**Work task:** In the forum thread about adding custom terms to Stanford named entity extraction, which annotator does the first reply recommend placing first in the pipeline when tagging specialized terms is the highest priority?
Page extract: Begin
Reputation: 11
We need to add terms to named entity extraction tables/model in Stanford and can't figure out how. Use case - we need to build up a set of IED terms over time and want to the Stanford pipeline to extract the terms when found in text files.
Looking to see if this is something someone has done before
Upvotes: 1
Views: 272
Reputation: 8739
Could you specify the tags you want to apply?
To use the RegexNER all you have to do is build a file with 1 entry per line of the form:
TEXT_PATTERN\tTAG
You would put all of the things you want in your custom dictionary into a file, say custom_dictionary.txt
I am assuming by IED you mean
https://en.wikipedia.org/wiki/Improvised_explosive_device ??
So your file might look like:
VBIED\tIED_TERM
sticky bombs\tIED_TERM
RCIED\tIED_TERM
New Country\tLOCATION
New Person\tPERSON
(Note Stack Overflow has some strange formatting, there should not be blank lines between each entry, it should be 1 entry per line!!)
If you then run this command:
java -mx1g -cp '*' edu.stanford.nlp.pipeline.StanfordCoreNLP -annotators 'tokenize,ssplit,pos,lemma,regexner,ner' -file sample_input.txt -regexner.mapping custom_dictionary.txt
you will tag sample_input.txt
Updating is merely a matter of updating custom_dictionary.txt
One thing to be on the lookout for, it matters if you put "ner" first or "regexner" first in your list of annotators.
If your highest priority is tagging with your specialized terms (for instance IED_TERM), I would run the regexner first in the pipeline, since there are some tricky issues with how the taggers overwrite each other.
Upvotes: 1
Reputation: 364
Please take a look at http://nlp.stanford.edu/software/regexner/ to see how to use it. It allows you to specify a file of mappings of phrases to entity types. When you want to update the mappings, you update the file and rerun the Stanford pipeline.
If you are interested in how to actually learn patterns for the terms over time, you can take a look at our pattern learning system: http://nlp.stanford.edu/software/patternslearning.shtml
Upvotes: 1
Page extract: End
Supplied records: Begin
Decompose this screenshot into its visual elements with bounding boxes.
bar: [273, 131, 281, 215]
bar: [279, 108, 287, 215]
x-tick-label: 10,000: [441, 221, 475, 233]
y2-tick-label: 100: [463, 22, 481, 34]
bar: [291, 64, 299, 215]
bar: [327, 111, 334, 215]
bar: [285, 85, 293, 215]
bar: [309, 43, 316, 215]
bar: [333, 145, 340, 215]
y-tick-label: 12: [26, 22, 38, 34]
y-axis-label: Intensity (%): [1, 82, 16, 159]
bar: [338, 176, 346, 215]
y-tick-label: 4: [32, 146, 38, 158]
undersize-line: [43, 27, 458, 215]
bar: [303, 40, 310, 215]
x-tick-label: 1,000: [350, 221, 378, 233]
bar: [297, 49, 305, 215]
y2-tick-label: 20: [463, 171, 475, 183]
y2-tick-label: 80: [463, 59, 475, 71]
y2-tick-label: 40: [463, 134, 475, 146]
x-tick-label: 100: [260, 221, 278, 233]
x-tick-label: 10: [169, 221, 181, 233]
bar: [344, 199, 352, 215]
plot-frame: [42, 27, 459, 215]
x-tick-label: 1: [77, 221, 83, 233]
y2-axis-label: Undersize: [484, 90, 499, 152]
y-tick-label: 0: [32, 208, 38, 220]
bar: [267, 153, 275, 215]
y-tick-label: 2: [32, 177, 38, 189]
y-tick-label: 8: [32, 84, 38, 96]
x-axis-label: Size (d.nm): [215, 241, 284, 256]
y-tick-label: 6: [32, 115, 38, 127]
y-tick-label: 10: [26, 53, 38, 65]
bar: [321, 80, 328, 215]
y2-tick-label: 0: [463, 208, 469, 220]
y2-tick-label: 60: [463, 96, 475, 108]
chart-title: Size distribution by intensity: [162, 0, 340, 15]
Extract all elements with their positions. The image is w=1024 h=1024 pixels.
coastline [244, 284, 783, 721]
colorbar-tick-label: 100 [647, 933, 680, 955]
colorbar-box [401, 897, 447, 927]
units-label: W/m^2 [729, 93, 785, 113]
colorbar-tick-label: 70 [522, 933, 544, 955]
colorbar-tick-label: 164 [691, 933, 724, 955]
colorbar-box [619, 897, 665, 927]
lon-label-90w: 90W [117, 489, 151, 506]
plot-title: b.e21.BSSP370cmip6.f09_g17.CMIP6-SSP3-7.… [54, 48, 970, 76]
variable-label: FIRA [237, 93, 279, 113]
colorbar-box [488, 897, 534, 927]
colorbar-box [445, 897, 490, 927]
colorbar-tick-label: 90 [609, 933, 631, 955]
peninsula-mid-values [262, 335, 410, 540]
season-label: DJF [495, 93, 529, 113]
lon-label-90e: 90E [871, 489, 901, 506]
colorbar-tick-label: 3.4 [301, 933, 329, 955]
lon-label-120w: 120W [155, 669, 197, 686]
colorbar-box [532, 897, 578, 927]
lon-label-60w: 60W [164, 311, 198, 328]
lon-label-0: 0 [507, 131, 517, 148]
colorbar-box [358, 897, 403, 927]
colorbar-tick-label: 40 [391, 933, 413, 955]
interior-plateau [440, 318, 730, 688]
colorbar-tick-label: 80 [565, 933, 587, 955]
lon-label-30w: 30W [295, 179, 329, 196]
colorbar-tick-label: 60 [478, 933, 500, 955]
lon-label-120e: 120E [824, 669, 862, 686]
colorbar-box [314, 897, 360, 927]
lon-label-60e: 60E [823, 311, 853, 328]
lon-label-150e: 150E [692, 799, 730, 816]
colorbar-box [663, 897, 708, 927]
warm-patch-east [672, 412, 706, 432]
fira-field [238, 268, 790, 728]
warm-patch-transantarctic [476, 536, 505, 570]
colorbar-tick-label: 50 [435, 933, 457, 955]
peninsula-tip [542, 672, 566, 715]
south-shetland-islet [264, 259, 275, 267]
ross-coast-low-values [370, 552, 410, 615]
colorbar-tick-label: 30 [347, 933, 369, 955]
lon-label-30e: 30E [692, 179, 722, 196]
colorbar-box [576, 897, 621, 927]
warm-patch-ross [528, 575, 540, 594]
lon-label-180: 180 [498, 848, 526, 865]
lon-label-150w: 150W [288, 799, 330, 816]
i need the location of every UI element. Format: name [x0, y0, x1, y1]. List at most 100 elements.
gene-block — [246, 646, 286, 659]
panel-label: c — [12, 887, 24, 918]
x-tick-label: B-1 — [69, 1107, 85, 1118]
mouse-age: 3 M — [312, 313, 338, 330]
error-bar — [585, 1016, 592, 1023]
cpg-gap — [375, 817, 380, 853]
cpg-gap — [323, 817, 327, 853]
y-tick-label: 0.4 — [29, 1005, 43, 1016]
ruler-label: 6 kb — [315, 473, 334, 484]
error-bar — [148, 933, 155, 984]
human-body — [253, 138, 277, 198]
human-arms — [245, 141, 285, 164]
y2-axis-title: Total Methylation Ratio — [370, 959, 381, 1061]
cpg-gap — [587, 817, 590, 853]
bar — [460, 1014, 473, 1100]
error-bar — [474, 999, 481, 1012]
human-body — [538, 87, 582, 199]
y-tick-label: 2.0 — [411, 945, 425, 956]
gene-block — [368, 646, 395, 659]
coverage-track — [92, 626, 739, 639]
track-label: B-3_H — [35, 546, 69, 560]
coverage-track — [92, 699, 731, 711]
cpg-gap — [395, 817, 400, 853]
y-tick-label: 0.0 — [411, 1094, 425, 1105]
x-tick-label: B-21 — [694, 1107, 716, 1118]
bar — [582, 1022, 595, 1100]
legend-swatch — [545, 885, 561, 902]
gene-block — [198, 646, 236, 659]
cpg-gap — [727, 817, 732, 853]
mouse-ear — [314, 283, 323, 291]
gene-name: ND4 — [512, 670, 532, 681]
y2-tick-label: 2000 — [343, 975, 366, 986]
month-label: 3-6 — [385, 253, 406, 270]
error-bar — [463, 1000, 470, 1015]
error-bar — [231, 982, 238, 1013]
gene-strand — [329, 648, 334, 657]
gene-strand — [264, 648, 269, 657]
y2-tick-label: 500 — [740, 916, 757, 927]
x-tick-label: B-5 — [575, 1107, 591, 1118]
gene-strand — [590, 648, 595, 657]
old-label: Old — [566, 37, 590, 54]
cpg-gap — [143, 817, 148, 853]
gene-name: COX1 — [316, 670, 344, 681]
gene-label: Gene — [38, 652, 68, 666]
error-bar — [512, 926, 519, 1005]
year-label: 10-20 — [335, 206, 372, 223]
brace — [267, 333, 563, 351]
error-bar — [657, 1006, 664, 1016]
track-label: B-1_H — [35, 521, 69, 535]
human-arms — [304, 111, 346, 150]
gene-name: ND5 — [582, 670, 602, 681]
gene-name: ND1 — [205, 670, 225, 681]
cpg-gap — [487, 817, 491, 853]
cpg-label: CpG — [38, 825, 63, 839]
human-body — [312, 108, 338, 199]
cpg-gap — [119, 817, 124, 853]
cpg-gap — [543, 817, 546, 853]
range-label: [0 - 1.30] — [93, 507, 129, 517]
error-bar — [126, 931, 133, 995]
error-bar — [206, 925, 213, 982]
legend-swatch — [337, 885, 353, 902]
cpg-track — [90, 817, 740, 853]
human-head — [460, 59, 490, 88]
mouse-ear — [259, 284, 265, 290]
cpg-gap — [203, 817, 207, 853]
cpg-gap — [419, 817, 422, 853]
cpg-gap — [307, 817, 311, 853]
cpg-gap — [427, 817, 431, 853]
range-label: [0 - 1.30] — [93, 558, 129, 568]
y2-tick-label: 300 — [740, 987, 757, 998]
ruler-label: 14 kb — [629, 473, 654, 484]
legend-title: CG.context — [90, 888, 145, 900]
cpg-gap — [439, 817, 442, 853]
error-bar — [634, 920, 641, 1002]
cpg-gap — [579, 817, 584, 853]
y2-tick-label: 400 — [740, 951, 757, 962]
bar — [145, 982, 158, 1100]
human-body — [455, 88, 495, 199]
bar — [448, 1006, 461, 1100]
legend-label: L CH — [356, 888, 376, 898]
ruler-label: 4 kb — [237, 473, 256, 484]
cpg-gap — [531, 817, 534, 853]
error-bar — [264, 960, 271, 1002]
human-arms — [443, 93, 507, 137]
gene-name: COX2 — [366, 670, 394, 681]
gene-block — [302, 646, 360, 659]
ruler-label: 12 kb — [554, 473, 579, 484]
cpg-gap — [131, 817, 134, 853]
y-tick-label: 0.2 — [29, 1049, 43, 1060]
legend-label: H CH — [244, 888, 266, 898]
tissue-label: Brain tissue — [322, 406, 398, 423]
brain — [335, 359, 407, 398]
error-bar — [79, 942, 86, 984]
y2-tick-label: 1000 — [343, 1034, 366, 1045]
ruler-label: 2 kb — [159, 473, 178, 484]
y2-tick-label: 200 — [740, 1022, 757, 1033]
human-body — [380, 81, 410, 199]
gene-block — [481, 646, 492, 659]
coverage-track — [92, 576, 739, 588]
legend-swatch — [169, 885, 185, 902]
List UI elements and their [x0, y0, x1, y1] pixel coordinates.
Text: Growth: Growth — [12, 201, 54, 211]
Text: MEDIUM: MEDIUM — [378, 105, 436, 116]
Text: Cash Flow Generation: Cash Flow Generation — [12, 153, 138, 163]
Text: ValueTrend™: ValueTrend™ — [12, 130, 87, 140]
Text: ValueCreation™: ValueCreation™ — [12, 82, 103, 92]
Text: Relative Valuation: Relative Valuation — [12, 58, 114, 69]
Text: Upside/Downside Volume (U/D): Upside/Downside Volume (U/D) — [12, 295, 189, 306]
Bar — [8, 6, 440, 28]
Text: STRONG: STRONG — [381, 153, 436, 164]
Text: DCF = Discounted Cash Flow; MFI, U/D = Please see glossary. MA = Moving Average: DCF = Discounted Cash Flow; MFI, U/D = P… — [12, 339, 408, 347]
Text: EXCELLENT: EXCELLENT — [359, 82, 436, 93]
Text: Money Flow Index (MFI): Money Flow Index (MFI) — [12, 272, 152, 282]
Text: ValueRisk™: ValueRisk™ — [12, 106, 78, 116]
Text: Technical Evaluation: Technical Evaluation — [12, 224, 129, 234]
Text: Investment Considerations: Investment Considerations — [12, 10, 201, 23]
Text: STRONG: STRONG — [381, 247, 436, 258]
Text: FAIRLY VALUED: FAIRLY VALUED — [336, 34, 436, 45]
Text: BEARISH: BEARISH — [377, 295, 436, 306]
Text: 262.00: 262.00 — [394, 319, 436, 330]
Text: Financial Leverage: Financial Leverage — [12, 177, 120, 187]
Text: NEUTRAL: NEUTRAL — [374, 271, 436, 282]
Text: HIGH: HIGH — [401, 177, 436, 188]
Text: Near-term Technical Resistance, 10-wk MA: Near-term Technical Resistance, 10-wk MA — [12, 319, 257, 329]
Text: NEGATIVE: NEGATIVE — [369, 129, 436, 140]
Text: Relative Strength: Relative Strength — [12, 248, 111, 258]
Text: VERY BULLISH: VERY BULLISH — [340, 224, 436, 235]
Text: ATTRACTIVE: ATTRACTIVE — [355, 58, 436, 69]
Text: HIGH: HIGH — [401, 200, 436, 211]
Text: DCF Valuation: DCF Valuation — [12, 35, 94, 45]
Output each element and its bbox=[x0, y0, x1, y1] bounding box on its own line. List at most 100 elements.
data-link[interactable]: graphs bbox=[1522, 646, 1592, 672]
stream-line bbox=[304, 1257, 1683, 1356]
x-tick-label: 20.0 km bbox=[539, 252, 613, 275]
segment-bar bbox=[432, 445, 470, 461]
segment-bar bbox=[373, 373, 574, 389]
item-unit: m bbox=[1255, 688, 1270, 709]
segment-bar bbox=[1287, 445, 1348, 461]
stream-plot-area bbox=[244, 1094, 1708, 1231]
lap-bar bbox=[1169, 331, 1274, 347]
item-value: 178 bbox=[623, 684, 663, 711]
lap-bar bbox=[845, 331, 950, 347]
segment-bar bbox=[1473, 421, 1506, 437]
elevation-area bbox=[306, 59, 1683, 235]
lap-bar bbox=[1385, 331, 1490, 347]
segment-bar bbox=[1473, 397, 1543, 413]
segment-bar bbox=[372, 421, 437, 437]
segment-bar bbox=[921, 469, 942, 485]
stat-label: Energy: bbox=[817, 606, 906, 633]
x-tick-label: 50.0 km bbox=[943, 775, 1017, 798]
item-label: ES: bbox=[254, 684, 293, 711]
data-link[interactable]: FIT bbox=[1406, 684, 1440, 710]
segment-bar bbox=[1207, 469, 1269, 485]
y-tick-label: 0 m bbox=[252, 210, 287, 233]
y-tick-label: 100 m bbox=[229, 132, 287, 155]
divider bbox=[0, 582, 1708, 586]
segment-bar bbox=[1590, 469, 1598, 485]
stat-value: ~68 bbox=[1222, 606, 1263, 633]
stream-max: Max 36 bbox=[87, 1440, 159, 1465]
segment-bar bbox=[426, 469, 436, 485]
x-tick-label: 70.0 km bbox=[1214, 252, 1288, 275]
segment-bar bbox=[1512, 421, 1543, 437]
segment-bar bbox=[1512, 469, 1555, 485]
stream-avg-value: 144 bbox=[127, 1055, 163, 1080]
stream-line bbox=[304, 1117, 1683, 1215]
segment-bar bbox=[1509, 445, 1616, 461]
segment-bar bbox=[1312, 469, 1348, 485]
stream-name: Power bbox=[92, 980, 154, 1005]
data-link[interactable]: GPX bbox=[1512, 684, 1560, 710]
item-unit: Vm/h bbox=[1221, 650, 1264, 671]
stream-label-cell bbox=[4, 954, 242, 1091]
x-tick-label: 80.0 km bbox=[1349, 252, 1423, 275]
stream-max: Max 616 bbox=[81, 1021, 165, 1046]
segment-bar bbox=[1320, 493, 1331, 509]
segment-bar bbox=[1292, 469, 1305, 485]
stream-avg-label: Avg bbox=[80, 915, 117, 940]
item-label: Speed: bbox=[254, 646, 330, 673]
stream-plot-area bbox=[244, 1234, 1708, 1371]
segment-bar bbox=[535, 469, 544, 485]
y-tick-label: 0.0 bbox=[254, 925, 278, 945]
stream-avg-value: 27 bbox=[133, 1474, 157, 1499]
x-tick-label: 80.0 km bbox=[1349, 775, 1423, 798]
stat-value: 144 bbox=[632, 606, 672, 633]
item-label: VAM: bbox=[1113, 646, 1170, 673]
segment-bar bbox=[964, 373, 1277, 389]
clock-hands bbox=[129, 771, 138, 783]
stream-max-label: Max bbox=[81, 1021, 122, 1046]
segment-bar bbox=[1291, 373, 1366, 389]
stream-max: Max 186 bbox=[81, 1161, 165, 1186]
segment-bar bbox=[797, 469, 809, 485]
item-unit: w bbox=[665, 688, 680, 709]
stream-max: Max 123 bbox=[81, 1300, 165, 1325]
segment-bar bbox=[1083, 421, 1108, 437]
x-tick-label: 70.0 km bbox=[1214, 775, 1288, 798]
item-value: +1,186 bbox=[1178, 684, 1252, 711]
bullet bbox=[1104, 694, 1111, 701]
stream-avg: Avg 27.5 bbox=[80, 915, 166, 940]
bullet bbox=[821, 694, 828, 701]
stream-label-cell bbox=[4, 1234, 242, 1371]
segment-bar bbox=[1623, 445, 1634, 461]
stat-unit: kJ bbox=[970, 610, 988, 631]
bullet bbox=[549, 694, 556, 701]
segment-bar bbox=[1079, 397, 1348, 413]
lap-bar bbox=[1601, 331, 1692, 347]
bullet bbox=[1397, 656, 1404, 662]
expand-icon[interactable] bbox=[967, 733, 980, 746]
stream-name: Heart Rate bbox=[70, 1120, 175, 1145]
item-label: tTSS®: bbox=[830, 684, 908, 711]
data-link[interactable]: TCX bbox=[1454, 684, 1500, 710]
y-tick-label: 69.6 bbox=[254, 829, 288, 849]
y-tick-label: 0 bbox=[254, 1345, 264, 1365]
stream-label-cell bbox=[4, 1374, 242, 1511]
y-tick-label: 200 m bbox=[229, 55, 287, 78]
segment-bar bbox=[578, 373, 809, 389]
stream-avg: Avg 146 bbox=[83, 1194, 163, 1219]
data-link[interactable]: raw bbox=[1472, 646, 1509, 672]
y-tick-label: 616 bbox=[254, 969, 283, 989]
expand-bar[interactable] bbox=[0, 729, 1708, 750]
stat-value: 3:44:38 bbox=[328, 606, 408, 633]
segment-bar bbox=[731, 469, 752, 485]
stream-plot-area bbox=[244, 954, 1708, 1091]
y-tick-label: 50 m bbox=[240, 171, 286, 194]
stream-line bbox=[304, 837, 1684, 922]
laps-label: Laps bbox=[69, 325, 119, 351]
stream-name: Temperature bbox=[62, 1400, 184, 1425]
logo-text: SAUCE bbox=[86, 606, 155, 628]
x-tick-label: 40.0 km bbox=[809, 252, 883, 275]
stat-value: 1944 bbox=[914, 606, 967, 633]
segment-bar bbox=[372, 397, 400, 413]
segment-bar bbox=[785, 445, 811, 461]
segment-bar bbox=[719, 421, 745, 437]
Supplied records: End
**Reply to the task:** The regexner annotator.